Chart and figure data

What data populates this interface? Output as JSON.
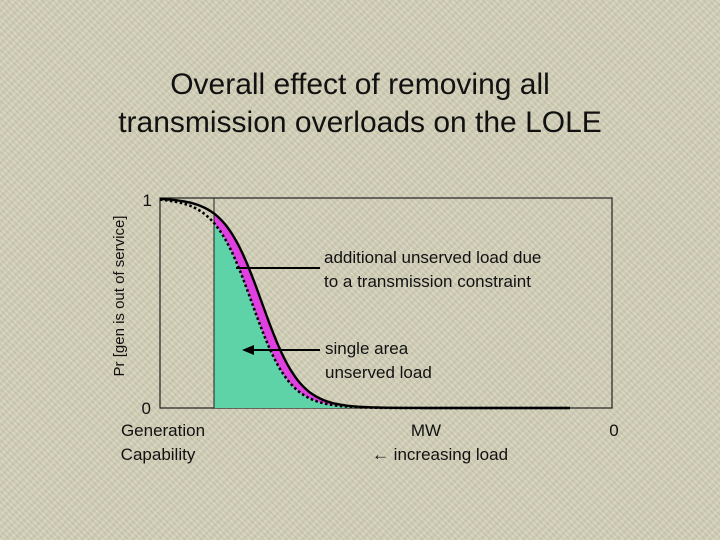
{
  "title": {
    "line1": "Overall effect of removing all",
    "line2": "transmission overloads on the LOLE"
  },
  "chart_data": {
    "type": "area",
    "ylabel": "Pr [gen is out of service]",
    "y_ticks": [
      "1",
      "0"
    ],
    "x_left_label": [
      "Generation",
      "Capability"
    ],
    "x_center_label": [
      "MW",
      "← increasing load"
    ],
    "x_right_label": "0",
    "ylim": [
      0,
      1
    ],
    "series": [
      {
        "name": "additional unserved load due to a transmission constraint",
        "color": "#e040e0"
      },
      {
        "name": "single area unserved load",
        "color": "#5fd3a8"
      }
    ],
    "annotations": [
      {
        "lines": [
          "additional unserved load due",
          "to a transmission constraint"
        ]
      },
      {
        "lines": [
          "single area",
          "unserved load"
        ]
      }
    ],
    "grid": false
  }
}
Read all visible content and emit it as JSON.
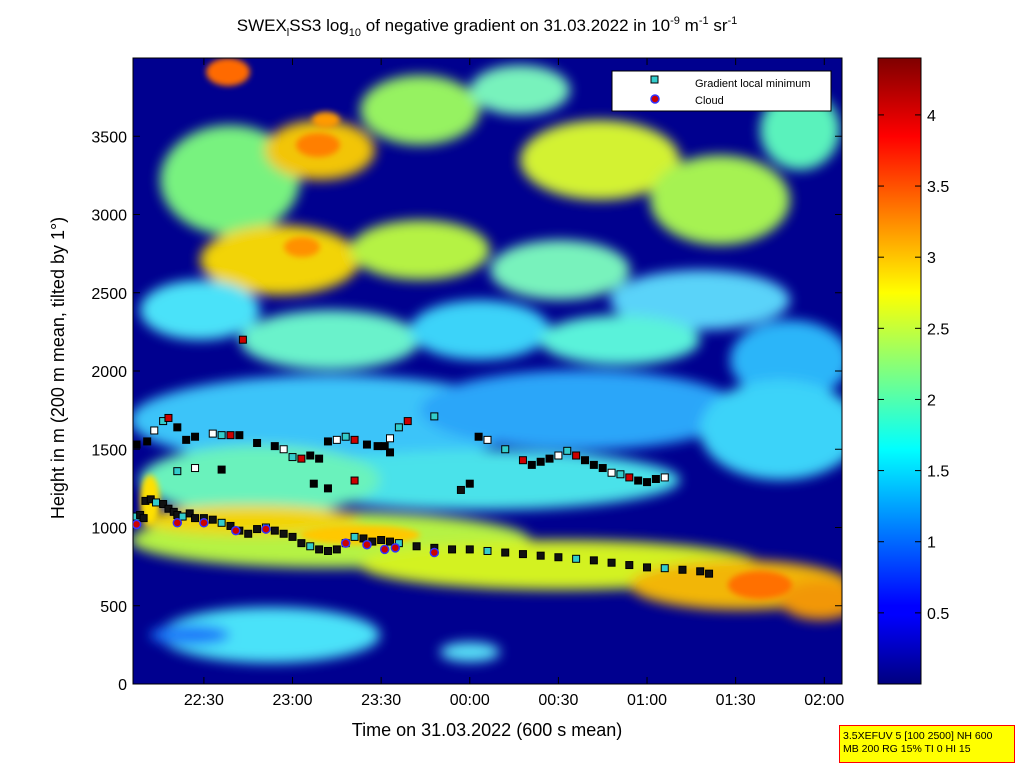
{
  "chart_data": {
    "type": "heatmap",
    "title": {
      "p1": "SWEX",
      "p1_sub": "l",
      "p2": "SS3 log",
      "p2_sub": "10",
      "p3": " of negative gradient on 31.03.2022 in 10",
      "p3_sup": "-9",
      "p4": " m",
      "p4_sup": "-1",
      "p5": " sr",
      "p5_sup": "-1"
    },
    "xlabel": "Time on 31.03.2022 (600 s mean)",
    "ylabel": "Height in m (200 m mean, tilted by 1°)",
    "x_ticks": [
      "22:30",
      "23:00",
      "23:30",
      "00:00",
      "00:30",
      "01:00",
      "01:30",
      "02:00"
    ],
    "x_tick_hours": [
      22.5,
      23.0,
      23.5,
      24.0,
      24.5,
      25.0,
      25.5,
      26.0
    ],
    "xlim_hours": [
      22.1,
      26.1
    ],
    "y_ticks": [
      "0",
      "500",
      "1000",
      "1500",
      "2000",
      "2500",
      "3000",
      "3500"
    ],
    "y_tick_values": [
      0,
      500,
      1000,
      1500,
      2000,
      2500,
      3000,
      3500
    ],
    "ylim": [
      0,
      4000
    ],
    "colorbar": {
      "ticks": [
        "0.5",
        "1",
        "1.5",
        "2",
        "2.5",
        "3",
        "3.5",
        "4"
      ],
      "tick_values": [
        0.5,
        1,
        1.5,
        2,
        2.5,
        3,
        3.5,
        4
      ],
      "range": [
        0,
        4.4
      ],
      "colormap": "jet"
    },
    "legend": {
      "placement": "top-right",
      "entries": [
        {
          "label": "Gradient local minimum",
          "marker": "square",
          "color": "#33cccc"
        },
        {
          "label": "Cloud",
          "marker": "circle",
          "color": "#cc0000",
          "edge": "#3333ff"
        }
      ]
    },
    "series": [
      {
        "name": "Gradient local minimum",
        "marker": "square",
        "points": [
          [
            22.12,
            1070
          ],
          [
            22.14,
            1080
          ],
          [
            22.16,
            1060
          ],
          [
            22.17,
            1170
          ],
          [
            22.2,
            1180
          ],
          [
            22.23,
            1160
          ],
          [
            22.27,
            1150
          ],
          [
            22.3,
            1120
          ],
          [
            22.33,
            1100
          ],
          [
            22.35,
            1080
          ],
          [
            22.38,
            1070
          ],
          [
            22.42,
            1090
          ],
          [
            22.45,
            1060
          ],
          [
            22.5,
            1060
          ],
          [
            22.55,
            1050
          ],
          [
            22.6,
            1030
          ],
          [
            22.65,
            1010
          ],
          [
            22.7,
            980
          ],
          [
            22.75,
            960
          ],
          [
            22.8,
            990
          ],
          [
            22.85,
            1000
          ],
          [
            22.9,
            980
          ],
          [
            22.95,
            960
          ],
          [
            23.0,
            940
          ],
          [
            23.05,
            900
          ],
          [
            23.1,
            880
          ],
          [
            23.15,
            860
          ],
          [
            23.2,
            850
          ],
          [
            23.25,
            860
          ],
          [
            23.3,
            900
          ],
          [
            23.35,
            940
          ],
          [
            23.4,
            930
          ],
          [
            23.45,
            910
          ],
          [
            23.5,
            920
          ],
          [
            23.55,
            910
          ],
          [
            23.6,
            900
          ],
          [
            23.7,
            880
          ],
          [
            23.8,
            870
          ],
          [
            23.9,
            860
          ],
          [
            24.0,
            860
          ],
          [
            24.1,
            850
          ],
          [
            24.2,
            840
          ],
          [
            24.3,
            830
          ],
          [
            24.4,
            820
          ],
          [
            24.5,
            810
          ],
          [
            24.6,
            800
          ],
          [
            24.7,
            790
          ],
          [
            24.8,
            775
          ],
          [
            24.9,
            760
          ],
          [
            25.0,
            745
          ],
          [
            25.1,
            740
          ],
          [
            25.2,
            730
          ],
          [
            25.3,
            720
          ],
          [
            25.35,
            705
          ],
          [
            22.12,
            1530
          ],
          [
            22.18,
            1550
          ],
          [
            22.22,
            1620
          ],
          [
            22.27,
            1680
          ],
          [
            22.3,
            1700
          ],
          [
            22.35,
            1640
          ],
          [
            22.4,
            1560
          ],
          [
            22.45,
            1580
          ],
          [
            22.55,
            1600
          ],
          [
            22.6,
            1590
          ],
          [
            22.65,
            1590
          ],
          [
            22.7,
            1590
          ],
          [
            22.8,
            1540
          ],
          [
            22.9,
            1520
          ],
          [
            22.95,
            1500
          ],
          [
            23.0,
            1450
          ],
          [
            23.05,
            1440
          ],
          [
            23.1,
            1460
          ],
          [
            23.15,
            1440
          ],
          [
            23.2,
            1550
          ],
          [
            23.25,
            1560
          ],
          [
            23.3,
            1580
          ],
          [
            23.35,
            1560
          ],
          [
            23.42,
            1530
          ],
          [
            23.48,
            1520
          ],
          [
            23.52,
            1520
          ],
          [
            23.55,
            1570
          ],
          [
            23.6,
            1640
          ],
          [
            23.65,
            1680
          ],
          [
            23.95,
            1240
          ],
          [
            24.0,
            1280
          ],
          [
            24.05,
            1580
          ],
          [
            24.1,
            1560
          ],
          [
            24.2,
            1500
          ],
          [
            24.3,
            1430
          ],
          [
            24.35,
            1400
          ],
          [
            24.4,
            1420
          ],
          [
            24.45,
            1440
          ],
          [
            24.5,
            1460
          ],
          [
            24.55,
            1490
          ],
          [
            24.6,
            1460
          ],
          [
            24.65,
            1430
          ],
          [
            24.7,
            1400
          ],
          [
            24.75,
            1380
          ],
          [
            24.8,
            1350
          ],
          [
            24.85,
            1340
          ],
          [
            24.9,
            1320
          ],
          [
            24.95,
            1300
          ],
          [
            25.0,
            1290
          ],
          [
            25.05,
            1310
          ],
          [
            25.1,
            1320
          ],
          [
            23.8,
            1710
          ],
          [
            22.72,
            2200
          ],
          [
            23.12,
            1280
          ],
          [
            23.2,
            1250
          ],
          [
            22.6,
            1370
          ],
          [
            22.45,
            1380
          ],
          [
            22.35,
            1360
          ],
          [
            23.35,
            1300
          ],
          [
            23.55,
            1480
          ]
        ]
      },
      {
        "name": "Cloud",
        "marker": "circle",
        "points": [
          [
            22.12,
            1020
          ],
          [
            22.35,
            1030
          ],
          [
            22.5,
            1030
          ],
          [
            22.68,
            980
          ],
          [
            22.85,
            990
          ],
          [
            23.3,
            900
          ],
          [
            23.42,
            890
          ],
          [
            23.52,
            860
          ],
          [
            23.58,
            870
          ],
          [
            23.8,
            840
          ]
        ]
      }
    ]
  },
  "param_box": {
    "line1": "3.5XEFUV 5 [100 2500] NH 600",
    "line2": "MB 200 RG 15% TI 0 HI 15"
  }
}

STATED TASK: Copy out each line of the listing that holds "ylabel".

RESULT:
    "ylabel": "Pr [gen is out of service]",
    "ylabel": "Height in m (200 m mean, tilted by 1°)",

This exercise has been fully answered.